**** Input for this task

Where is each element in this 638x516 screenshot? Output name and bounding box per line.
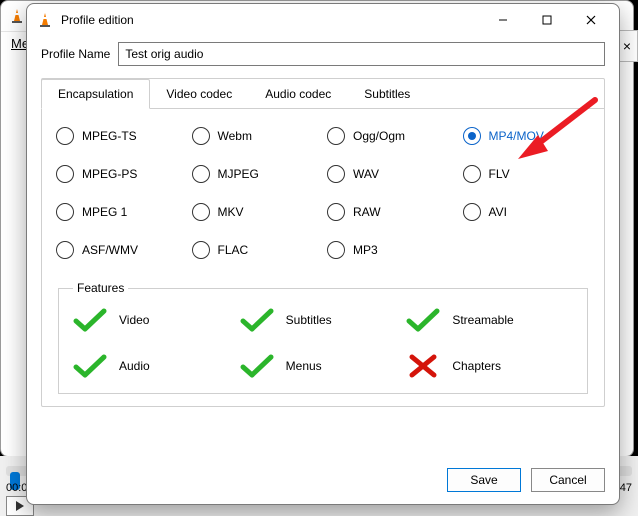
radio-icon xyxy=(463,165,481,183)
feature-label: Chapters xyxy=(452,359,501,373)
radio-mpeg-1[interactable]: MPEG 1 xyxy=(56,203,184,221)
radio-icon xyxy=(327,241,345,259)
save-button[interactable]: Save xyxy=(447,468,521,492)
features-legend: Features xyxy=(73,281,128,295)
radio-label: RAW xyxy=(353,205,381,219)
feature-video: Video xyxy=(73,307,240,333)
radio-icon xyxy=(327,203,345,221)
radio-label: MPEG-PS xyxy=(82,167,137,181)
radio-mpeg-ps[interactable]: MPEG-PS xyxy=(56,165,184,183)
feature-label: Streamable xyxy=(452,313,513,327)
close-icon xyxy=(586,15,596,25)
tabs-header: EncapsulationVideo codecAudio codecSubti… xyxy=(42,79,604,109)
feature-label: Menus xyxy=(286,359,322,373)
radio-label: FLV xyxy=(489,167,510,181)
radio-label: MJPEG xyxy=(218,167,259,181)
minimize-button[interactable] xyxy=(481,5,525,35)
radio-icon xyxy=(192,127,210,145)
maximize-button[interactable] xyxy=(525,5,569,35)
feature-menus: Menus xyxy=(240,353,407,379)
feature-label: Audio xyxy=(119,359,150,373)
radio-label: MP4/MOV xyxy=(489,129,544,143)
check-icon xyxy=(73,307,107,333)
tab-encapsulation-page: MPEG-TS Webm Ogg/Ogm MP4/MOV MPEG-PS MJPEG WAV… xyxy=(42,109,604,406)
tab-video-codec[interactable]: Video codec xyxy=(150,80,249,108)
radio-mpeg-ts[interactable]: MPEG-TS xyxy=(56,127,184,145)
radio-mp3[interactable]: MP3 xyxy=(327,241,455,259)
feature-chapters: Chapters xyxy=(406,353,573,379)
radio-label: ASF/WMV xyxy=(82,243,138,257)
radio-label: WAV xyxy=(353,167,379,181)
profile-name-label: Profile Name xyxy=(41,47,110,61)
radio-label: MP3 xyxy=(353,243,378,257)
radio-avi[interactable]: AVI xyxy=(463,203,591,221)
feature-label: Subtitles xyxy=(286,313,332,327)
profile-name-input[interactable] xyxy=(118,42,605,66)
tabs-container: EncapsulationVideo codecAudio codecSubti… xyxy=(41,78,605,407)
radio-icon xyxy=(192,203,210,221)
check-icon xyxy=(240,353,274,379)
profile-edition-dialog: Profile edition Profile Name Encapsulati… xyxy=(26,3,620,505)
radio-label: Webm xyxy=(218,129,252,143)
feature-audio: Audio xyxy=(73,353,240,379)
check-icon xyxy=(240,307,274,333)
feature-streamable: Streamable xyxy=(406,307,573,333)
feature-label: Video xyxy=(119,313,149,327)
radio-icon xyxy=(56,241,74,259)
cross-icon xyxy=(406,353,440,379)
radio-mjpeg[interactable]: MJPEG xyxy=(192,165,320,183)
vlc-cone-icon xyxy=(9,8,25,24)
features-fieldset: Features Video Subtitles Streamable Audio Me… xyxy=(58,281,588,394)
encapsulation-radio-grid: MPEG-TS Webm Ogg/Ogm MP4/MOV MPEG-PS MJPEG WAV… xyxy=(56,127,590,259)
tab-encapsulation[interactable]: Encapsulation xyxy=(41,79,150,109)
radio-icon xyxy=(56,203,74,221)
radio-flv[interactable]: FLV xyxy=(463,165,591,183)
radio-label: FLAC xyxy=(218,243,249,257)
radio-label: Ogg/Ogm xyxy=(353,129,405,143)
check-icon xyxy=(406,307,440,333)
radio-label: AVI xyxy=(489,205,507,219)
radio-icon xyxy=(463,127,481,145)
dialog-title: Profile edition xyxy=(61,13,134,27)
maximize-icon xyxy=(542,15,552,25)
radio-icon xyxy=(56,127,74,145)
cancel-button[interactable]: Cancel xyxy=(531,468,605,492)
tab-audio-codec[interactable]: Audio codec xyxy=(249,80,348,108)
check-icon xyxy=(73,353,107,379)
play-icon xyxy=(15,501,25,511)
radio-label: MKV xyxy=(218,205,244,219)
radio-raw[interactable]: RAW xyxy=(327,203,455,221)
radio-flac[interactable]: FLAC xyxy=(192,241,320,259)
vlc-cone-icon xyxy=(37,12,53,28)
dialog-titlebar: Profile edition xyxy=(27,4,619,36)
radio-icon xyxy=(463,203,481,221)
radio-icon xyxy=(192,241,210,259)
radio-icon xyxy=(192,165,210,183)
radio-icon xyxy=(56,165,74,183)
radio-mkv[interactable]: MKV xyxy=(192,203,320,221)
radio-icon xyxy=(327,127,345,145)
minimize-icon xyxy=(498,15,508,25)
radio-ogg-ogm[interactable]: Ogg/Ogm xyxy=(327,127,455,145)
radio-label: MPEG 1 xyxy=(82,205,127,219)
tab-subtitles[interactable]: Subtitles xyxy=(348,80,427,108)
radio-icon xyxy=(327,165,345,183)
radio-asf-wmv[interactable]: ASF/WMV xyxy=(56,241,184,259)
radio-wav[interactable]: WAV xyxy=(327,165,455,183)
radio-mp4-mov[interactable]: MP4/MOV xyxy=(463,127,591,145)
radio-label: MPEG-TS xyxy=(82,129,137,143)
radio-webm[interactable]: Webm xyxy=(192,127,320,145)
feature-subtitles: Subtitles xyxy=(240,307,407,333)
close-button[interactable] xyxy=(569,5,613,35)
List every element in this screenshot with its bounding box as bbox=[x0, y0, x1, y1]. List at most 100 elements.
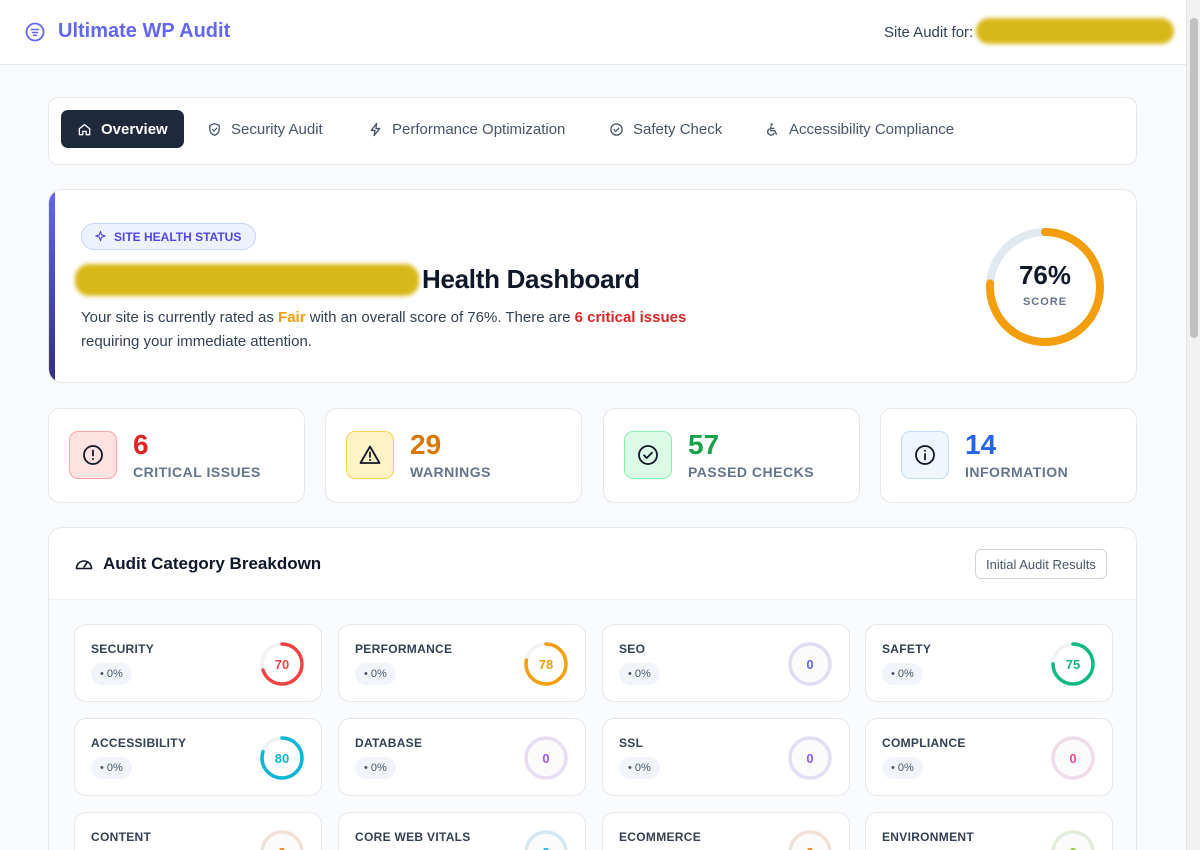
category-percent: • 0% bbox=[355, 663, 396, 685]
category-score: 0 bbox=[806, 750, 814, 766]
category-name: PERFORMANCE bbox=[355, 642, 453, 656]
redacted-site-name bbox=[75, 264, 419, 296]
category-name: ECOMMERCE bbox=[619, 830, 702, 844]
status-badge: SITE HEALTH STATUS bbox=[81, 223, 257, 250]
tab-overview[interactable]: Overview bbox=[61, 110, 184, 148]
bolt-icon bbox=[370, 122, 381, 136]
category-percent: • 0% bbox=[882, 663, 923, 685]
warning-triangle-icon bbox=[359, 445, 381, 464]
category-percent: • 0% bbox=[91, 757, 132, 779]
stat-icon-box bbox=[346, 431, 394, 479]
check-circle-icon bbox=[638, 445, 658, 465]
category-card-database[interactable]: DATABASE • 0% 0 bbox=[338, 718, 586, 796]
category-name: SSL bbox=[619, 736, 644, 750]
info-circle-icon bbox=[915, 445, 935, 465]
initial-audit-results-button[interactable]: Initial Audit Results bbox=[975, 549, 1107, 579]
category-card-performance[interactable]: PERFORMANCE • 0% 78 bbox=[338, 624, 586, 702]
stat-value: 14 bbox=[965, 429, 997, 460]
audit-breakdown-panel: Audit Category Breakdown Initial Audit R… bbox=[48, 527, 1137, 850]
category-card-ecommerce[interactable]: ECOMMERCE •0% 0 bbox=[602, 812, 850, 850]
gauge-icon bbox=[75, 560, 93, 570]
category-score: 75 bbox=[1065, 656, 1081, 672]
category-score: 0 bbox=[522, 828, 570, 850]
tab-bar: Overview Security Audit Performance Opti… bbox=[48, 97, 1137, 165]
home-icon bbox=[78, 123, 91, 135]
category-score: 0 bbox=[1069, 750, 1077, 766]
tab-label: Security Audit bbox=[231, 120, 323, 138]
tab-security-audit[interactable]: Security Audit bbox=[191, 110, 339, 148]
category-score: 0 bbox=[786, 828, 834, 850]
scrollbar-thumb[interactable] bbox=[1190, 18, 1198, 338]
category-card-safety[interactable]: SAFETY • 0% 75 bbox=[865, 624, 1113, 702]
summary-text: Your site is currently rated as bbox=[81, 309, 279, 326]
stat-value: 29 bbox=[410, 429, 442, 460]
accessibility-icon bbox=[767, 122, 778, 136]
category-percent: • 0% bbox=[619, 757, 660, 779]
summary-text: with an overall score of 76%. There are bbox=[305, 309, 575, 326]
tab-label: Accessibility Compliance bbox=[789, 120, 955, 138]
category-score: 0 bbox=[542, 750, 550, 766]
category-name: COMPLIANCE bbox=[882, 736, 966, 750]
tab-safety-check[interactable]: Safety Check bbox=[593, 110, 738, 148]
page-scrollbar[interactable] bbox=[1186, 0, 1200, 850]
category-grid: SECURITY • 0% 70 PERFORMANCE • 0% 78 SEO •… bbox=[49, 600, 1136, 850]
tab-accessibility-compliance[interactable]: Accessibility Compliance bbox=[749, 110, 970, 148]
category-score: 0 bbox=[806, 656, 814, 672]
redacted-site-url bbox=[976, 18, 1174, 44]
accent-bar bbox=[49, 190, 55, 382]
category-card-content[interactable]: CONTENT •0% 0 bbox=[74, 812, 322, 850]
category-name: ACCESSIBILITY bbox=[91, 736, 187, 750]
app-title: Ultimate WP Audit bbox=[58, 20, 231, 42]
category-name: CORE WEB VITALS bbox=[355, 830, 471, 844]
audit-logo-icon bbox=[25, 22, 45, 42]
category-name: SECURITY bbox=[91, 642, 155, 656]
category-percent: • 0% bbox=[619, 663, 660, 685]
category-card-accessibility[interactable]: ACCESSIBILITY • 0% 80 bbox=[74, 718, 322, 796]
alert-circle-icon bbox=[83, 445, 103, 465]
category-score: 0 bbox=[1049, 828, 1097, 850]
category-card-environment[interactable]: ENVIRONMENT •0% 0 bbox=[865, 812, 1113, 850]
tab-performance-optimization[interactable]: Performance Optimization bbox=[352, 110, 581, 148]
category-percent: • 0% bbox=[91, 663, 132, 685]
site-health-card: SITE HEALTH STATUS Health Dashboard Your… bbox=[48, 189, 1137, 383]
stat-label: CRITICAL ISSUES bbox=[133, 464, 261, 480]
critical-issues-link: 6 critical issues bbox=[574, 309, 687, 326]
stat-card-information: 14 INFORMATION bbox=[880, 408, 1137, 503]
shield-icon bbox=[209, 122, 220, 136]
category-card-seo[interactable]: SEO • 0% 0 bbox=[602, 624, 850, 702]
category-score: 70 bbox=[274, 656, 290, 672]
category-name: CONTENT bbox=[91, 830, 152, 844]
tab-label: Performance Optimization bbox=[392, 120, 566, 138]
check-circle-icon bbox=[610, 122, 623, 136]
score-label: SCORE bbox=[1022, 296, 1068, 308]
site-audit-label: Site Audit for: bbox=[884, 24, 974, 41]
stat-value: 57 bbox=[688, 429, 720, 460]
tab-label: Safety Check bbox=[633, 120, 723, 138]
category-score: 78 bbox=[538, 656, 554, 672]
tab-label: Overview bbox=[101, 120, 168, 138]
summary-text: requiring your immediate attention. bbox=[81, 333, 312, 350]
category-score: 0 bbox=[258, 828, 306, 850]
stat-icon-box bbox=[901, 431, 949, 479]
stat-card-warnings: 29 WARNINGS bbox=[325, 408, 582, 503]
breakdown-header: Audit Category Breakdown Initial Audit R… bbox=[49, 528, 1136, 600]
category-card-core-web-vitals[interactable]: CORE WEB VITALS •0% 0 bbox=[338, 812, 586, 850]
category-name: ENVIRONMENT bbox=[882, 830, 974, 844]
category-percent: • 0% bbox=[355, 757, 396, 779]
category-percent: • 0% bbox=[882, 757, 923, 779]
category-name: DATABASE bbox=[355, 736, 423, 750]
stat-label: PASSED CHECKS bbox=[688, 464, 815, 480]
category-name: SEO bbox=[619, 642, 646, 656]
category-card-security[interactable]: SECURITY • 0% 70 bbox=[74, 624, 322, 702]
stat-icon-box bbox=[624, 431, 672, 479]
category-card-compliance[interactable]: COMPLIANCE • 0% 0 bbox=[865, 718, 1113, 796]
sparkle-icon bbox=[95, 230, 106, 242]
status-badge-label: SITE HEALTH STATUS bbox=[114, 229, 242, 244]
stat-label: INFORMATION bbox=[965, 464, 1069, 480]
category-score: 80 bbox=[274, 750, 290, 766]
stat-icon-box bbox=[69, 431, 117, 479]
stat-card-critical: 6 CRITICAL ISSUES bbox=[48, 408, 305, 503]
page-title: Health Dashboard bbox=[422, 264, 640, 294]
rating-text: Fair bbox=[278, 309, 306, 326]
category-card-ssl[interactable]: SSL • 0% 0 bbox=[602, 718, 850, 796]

********

▸ **Short exercise**:
Write the rows from the one containing "category-percent: • 0% bbox=[355, 663, 396, 685]" through the one containing "initial-audit-results-button[interactable]: Initial Audit" as a JSON list of strings, one string per row.

▸ **Reply**:
[
  "category-percent: • 0% bbox=[355, 663, 396, 685]",
  "category-score: 0 bbox=[806, 750, 814, 766]",
  "category-name: PERFORMANCE bbox=[355, 642, 453, 656]",
  "redacted-site-name bbox=[75, 264, 419, 296]",
  "category-name: ECOMMERCE bbox=[619, 830, 702, 844]",
  "status-badge: SITE HEALTH STATUS bbox=[81, 223, 257, 250]",
  "tab-overview[interactable]: Overview bbox=[61, 110, 184, 148]",
  "bolt-icon bbox=[370, 122, 381, 136]",
  "category-percent: • 0% bbox=[882, 663, 923, 685]",
  "warning-triangle-icon bbox=[359, 445, 381, 464]",
  "category-percent: • 0% bbox=[91, 757, 132, 779]",
  "stat-icon-box bbox=[346, 431, 394, 479]",
  "check-circle-icon bbox=[638, 445, 658, 465]",
  "category-card-database[interactable]: DATABASE • 0% 0 bbox=[338, 718, 586, 796]",
  "category-name: SSL bbox=[619, 736, 644, 750]",
  "info-circle-icon bbox=[915, 445, 935, 465]",
  "initial-audit-results-button[interactable]: Initial Audit Results bbox=[975, 549, 1107, 579]"
]